— Begin Records shown —

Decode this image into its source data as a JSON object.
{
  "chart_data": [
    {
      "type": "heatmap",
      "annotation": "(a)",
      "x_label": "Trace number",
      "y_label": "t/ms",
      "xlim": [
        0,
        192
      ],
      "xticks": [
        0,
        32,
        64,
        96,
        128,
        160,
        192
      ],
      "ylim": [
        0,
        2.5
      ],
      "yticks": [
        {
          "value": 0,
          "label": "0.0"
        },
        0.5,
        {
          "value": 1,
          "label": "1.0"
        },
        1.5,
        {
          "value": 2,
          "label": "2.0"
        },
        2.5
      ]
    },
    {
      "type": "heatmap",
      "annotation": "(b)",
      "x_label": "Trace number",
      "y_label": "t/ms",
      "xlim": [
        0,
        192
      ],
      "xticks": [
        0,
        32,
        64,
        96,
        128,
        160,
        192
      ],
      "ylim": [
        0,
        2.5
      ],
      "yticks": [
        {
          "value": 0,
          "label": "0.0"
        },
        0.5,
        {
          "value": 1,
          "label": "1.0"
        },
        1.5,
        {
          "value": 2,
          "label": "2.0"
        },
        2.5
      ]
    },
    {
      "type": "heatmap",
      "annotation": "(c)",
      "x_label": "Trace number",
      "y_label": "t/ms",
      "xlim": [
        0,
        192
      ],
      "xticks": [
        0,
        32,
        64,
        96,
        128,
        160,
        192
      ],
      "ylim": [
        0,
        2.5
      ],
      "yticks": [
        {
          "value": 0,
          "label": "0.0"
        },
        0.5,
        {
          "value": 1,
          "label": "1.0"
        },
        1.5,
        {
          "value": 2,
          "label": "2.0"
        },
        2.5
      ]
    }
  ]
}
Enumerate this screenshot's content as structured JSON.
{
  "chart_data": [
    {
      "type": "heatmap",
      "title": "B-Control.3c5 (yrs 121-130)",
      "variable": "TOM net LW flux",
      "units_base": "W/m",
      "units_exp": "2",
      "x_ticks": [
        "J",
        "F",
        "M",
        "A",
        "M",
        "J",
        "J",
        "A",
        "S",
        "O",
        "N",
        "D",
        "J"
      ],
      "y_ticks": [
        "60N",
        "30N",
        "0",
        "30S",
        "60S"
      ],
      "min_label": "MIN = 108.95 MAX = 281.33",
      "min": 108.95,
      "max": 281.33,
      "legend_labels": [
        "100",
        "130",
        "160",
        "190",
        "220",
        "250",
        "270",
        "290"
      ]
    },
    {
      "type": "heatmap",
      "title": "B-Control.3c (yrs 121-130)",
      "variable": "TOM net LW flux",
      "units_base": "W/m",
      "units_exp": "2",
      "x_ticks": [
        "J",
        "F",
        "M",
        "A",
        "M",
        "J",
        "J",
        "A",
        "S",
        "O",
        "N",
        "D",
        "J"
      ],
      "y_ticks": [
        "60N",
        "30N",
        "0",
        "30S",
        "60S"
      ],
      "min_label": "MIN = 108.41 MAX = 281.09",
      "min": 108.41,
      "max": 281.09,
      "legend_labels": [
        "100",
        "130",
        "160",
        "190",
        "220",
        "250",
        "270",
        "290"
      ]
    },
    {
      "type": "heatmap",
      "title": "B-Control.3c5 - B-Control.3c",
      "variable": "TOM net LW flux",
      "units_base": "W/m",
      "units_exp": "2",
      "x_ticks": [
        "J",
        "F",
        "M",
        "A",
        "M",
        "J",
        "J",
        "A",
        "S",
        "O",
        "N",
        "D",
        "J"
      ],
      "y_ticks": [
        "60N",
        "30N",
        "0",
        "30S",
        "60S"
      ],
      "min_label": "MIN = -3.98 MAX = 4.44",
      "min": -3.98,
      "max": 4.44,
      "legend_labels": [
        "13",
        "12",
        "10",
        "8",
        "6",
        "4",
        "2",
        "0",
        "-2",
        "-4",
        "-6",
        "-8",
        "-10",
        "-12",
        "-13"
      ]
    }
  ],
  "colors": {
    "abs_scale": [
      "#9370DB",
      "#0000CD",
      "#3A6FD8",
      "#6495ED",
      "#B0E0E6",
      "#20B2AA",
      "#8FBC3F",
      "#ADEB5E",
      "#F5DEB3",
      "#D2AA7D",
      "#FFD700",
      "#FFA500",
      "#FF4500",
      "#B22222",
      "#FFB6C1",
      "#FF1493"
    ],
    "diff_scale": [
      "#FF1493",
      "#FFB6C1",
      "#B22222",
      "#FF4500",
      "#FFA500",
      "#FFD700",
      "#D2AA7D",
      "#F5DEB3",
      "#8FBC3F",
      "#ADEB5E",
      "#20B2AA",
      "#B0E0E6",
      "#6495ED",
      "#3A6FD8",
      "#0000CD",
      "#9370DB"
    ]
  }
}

— End Records shown —

§ Short problem: Copy out each record from above, exactly.

§ The output:
Decode this image into its source data as a JSON object.
{
  "chart_data": [
    {
      "type": "heatmap",
      "annotation": "(a)",
      "x_label": "Trace number",
      "y_label": "t/ms",
      "xlim": [
        0,
        192
      ],
      "xticks": [
        0,
        32,
        64,
        96,
        128,
        160,
        192
      ],
      "ylim": [
        0,
        2.5
      ],
      "yticks": [
        {
          "value": 0,
          "label": "0.0"
        },
        0.5,
        {
          "value": 1,
          "label": "1.0"
        },
        1.5,
        {
          "value": 2,
          "label": "2.0"
        },
        2.5
      ]
    },
    {
      "type": "heatmap",
      "annotation": "(b)",
      "x_label": "Trace number",
      "y_label": "t/ms",
      "xlim": [
        0,
        192
      ],
      "xticks": [
        0,
        32,
        64,
        96,
        128,
        160,
        192
      ],
      "ylim": [
        0,
        2.5
      ],
      "yticks": [
        {
          "value": 0,
          "label": "0.0"
        },
        0.5,
        {
          "value": 1,
          "label": "1.0"
        },
        1.5,
        {
          "value": 2,
          "label": "2.0"
        },
        2.5
      ]
    },
    {
      "type": "heatmap",
      "annotation": "(c)",
      "x_label": "Trace number",
      "y_label": "t/ms",
      "xlim": [
        0,
        192
      ],
      "xticks": [
        0,
        32,
        64,
        96,
        128,
        160,
        192
      ],
      "ylim": [
        0,
        2.5
      ],
      "yticks": [
        {
          "value": 0,
          "label": "0.0"
        },
        0.5,
        {
          "value": 1,
          "label": "1.0"
        },
        1.5,
        {
          "value": 2,
          "label": "2.0"
        },
        2.5
      ]
    }
  ]
}
Enumerate this screenshot's content as structured JSON.
{
  "chart_data": [
    {
      "type": "heatmap",
      "title": "B-Control.3c5 (yrs 121-130)",
      "variable": "TOM net LW flux",
      "units_base": "W/m",
      "units_exp": "2",
      "x_ticks": [
        "J",
        "F",
        "M",
        "A",
        "M",
        "J",
        "J",
        "A",
        "S",
        "O",
        "N",
        "D",
        "J"
      ],
      "y_ticks": [
        "60N",
        "30N",
        "0",
        "30S",
        "60S"
      ],
      "min_label": "MIN = 108.95 MAX = 281.33",
      "min": 108.95,
      "max": 281.33,
      "legend_labels": [
        "100",
        "130",
        "160",
        "190",
        "220",
        "250",
        "270",
        "290"
      ]
    },
    {
      "type": "heatmap",
      "title": "B-Control.3c (yrs 121-130)",
      "variable": "TOM net LW flux",
      "units_base": "W/m",
      "units_exp": "2",
      "x_ticks": [
        "J",
        "F",
        "M",
        "A",
        "M",
        "J",
        "J",
        "A",
        "S",
        "O",
        "N",
        "D",
        "J"
      ],
      "y_ticks": [
        "60N",
        "30N",
        "0",
        "30S",
        "60S"
      ],
      "min_label": "MIN = 108.41 MAX = 281.09",
      "min": 108.41,
      "max": 281.09,
      "legend_labels": [
        "100",
        "130",
        "160",
        "190",
        "220",
        "250",
        "270",
        "290"
      ]
    },
    {
      "type": "heatmap",
      "title": "B-Control.3c5 - B-Control.3c",
      "variable": "TOM net LW flux",
      "units_base": "W/m",
      "units_exp": "2",
      "x_ticks": [
        "J",
        "F",
        "M",
        "A",
        "M",
        "J",
        "J",
        "A",
        "S",
        "O",
        "N",
        "D",
        "J"
      ],
      "y_ticks": [
        "60N",
        "30N",
        "0",
        "30S",
        "60S"
      ],
      "min_label": "MIN = -3.98 MAX = 4.44",
      "min": -3.98,
      "max": 4.44,
      "legend_labels": [
        "13",
        "12",
        "10",
        "8",
        "6",
        "4",
        "2",
        "0",
        "-2",
        "-4",
        "-6",
        "-8",
        "-10",
        "-12",
        "-13"
      ]
    }
  ],
  "colors": {
    "abs_scale": [
      "#9370DB",
      "#0000CD",
      "#3A6FD8",
      "#6495ED",
      "#B0E0E6",
      "#20B2AA",
      "#8FBC3F",
      "#ADEB5E",
      "#F5DEB3",
      "#D2AA7D",
      "#FFD700",
      "#FFA500",
      "#FF4500",
      "#B22222",
      "#FFB6C1",
      "#FF1493"
    ],
    "diff_scale": [
      "#FF1493",
      "#FFB6C1",
      "#B22222",
      "#FF4500",
      "#FFA500",
      "#FFD700",
      "#D2AA7D",
      "#F5DEB3",
      "#8FBC3F",
      "#ADEB5E",
      "#20B2AA",
      "#B0E0E6",
      "#6495ED",
      "#3A6FD8",
      "#0000CD",
      "#9370DB"
    ]
  }
}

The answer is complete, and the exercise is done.